BEGIN
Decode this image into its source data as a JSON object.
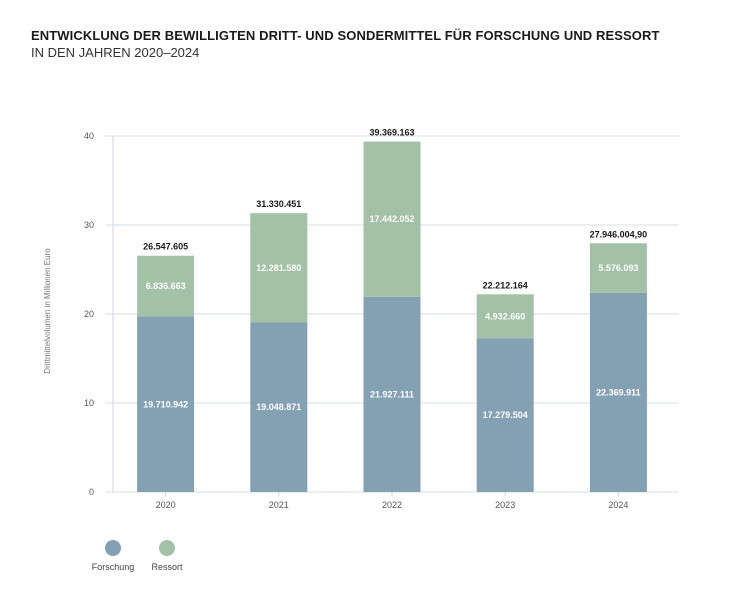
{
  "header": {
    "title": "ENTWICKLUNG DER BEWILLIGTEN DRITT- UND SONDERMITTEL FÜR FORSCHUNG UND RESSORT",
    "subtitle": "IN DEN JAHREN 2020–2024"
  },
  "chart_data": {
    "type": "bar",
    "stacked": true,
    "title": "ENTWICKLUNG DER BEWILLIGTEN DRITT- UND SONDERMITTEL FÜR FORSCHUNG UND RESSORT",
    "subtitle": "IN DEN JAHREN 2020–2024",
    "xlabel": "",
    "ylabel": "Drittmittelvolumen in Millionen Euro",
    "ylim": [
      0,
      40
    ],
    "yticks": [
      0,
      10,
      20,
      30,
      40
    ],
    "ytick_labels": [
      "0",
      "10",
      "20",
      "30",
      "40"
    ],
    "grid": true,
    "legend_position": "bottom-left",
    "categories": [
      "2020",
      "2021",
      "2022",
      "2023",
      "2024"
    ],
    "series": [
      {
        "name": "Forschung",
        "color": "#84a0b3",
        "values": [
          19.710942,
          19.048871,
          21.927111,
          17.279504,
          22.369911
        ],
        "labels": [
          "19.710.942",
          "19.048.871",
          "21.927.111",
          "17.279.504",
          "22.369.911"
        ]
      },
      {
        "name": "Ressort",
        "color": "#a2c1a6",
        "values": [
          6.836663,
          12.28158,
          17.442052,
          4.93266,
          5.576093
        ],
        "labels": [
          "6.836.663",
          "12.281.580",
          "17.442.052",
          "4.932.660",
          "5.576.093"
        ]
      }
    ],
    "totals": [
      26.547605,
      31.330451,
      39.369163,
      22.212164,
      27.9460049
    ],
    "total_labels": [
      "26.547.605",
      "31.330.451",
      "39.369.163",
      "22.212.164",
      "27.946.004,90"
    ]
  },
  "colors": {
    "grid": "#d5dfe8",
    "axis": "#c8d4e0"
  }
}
END
BEGIN
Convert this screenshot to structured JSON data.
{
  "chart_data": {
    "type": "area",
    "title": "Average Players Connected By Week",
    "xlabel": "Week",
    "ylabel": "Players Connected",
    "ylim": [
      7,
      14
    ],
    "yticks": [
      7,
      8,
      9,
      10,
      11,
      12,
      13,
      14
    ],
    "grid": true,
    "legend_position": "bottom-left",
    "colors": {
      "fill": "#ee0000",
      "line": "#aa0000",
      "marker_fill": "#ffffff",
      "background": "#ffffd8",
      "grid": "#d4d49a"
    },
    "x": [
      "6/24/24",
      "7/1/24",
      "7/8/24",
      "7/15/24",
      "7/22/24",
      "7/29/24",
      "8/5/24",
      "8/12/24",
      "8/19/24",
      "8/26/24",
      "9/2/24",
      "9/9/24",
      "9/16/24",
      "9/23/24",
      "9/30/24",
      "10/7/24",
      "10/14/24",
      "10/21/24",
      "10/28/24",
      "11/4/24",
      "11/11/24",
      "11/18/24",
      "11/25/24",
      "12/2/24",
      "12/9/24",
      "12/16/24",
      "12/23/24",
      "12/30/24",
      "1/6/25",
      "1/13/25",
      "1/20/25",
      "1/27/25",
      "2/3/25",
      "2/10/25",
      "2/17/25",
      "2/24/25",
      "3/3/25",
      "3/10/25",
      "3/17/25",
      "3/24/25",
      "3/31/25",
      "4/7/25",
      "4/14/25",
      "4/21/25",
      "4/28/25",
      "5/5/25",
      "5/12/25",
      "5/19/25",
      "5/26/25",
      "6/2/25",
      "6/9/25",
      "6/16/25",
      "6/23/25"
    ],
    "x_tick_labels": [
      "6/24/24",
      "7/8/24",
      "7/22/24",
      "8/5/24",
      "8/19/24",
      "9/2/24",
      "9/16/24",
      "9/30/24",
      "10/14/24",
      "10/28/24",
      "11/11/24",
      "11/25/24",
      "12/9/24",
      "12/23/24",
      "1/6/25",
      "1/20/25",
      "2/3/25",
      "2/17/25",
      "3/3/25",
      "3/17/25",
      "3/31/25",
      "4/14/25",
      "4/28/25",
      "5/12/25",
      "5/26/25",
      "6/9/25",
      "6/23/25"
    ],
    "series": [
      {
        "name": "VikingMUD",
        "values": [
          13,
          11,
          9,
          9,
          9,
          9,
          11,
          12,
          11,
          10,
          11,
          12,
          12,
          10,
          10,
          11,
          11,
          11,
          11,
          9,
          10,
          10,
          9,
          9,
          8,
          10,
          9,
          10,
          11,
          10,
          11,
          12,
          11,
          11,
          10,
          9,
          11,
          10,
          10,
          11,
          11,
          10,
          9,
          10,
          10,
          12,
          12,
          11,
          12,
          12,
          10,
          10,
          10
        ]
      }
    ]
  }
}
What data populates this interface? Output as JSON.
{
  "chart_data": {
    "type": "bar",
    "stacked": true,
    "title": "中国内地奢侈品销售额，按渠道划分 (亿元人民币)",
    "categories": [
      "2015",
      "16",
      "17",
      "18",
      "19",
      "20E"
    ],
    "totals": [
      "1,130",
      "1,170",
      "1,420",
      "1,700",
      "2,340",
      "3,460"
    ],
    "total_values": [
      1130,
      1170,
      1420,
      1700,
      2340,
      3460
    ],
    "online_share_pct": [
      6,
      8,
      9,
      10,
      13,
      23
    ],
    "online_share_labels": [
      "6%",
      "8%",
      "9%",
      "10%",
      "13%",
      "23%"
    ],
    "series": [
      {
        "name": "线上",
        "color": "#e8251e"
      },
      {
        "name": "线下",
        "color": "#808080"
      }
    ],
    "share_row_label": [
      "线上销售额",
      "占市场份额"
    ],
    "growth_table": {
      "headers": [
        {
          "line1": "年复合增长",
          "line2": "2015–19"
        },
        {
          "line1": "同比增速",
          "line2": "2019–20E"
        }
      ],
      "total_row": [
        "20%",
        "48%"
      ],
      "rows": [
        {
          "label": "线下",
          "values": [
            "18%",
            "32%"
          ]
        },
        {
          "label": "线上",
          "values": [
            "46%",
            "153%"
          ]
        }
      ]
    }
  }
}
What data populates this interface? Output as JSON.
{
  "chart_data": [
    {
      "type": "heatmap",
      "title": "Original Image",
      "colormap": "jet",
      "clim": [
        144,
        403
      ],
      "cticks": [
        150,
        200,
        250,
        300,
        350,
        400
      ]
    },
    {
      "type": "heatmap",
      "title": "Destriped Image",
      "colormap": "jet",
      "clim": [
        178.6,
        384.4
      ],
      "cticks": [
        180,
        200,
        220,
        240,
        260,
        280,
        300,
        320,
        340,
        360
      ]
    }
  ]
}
END
BEGIN
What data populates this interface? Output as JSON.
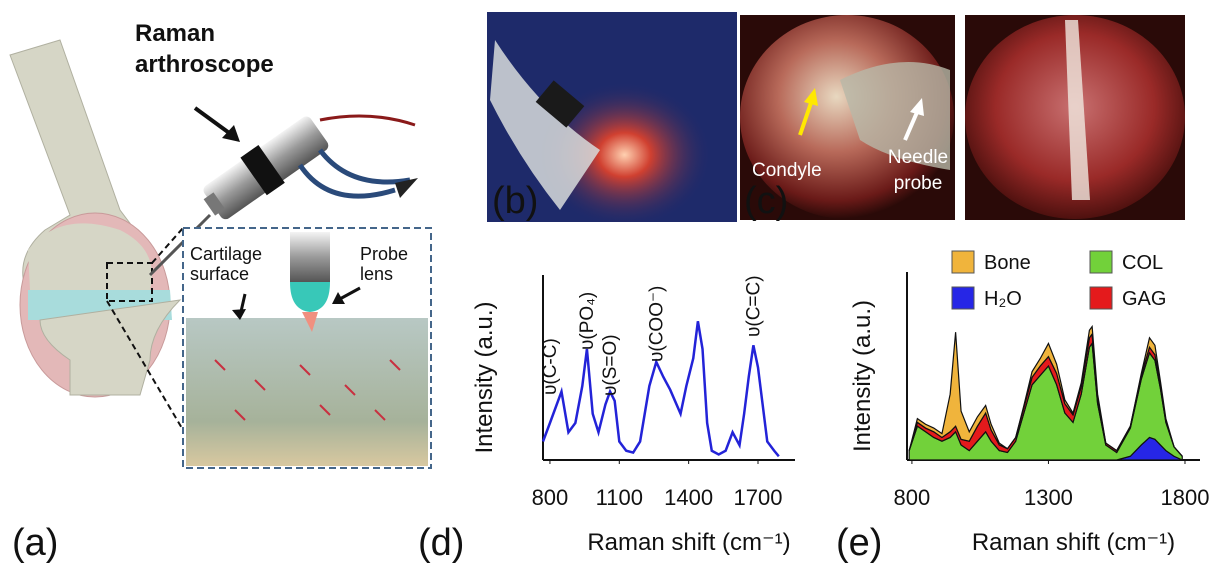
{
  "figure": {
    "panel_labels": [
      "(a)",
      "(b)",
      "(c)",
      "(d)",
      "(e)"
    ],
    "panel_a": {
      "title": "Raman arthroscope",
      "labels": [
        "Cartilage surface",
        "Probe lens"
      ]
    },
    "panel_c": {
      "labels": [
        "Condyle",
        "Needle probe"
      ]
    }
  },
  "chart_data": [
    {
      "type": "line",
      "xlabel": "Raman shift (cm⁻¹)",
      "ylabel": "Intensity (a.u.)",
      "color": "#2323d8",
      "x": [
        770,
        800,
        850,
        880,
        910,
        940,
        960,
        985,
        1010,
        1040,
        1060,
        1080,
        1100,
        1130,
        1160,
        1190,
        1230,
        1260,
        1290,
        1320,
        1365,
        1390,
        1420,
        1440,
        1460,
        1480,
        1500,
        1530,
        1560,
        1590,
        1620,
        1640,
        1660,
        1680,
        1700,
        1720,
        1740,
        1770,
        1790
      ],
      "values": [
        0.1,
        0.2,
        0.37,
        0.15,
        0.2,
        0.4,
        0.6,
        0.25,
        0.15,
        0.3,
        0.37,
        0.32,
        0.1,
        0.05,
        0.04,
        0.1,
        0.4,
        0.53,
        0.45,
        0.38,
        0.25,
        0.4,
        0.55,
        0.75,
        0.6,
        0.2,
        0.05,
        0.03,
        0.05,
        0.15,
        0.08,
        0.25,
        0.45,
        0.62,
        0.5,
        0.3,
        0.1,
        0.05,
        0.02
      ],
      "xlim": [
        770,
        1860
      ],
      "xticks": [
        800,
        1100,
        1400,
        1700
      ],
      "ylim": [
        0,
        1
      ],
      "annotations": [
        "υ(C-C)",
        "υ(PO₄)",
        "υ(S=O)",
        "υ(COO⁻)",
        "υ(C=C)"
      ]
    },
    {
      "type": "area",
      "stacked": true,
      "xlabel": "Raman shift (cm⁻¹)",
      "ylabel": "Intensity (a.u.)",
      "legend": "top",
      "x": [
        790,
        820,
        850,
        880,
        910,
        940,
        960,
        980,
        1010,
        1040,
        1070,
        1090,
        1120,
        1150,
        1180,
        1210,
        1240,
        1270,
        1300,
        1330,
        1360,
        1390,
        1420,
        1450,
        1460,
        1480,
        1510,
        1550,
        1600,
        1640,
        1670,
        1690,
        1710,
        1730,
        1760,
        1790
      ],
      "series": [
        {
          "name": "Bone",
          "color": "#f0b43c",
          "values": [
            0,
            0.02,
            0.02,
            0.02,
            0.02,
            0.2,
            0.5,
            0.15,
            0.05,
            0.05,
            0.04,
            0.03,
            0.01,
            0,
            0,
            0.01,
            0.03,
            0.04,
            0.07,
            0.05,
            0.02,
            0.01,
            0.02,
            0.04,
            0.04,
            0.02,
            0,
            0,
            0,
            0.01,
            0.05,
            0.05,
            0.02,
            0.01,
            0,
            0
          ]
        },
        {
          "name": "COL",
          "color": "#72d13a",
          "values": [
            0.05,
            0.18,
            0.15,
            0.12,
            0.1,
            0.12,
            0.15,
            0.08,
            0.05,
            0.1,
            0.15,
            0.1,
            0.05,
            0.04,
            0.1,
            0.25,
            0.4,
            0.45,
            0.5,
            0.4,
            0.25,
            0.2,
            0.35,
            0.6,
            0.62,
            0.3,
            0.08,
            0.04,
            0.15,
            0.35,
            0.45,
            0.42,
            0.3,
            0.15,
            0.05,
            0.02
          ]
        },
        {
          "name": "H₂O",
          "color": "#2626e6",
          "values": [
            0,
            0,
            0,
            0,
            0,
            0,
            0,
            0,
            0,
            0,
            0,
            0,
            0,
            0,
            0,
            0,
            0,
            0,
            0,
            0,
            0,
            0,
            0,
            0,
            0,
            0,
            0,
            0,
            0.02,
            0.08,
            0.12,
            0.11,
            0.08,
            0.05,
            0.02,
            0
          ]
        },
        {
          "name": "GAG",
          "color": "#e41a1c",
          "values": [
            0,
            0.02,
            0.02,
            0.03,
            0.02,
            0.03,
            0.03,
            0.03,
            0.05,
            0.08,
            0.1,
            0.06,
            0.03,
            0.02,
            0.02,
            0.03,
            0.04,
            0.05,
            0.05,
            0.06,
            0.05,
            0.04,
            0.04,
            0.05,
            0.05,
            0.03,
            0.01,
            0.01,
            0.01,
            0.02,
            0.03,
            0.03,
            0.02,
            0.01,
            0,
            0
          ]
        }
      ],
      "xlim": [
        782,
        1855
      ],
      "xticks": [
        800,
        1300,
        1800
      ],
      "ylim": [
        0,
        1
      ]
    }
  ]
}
END
[WHAT TO WORK ON]:
Search the material above for "ylabel". Pull out each line where it shows up.

[ANSWER]:
    "ylabel": "Drittmittelvolumen in Millionen Euro",
    "ylabel": "Players Connected",
      "ylabel": "Intensity (a.u.)",
      "ylabel": "Intensity (a.u.)",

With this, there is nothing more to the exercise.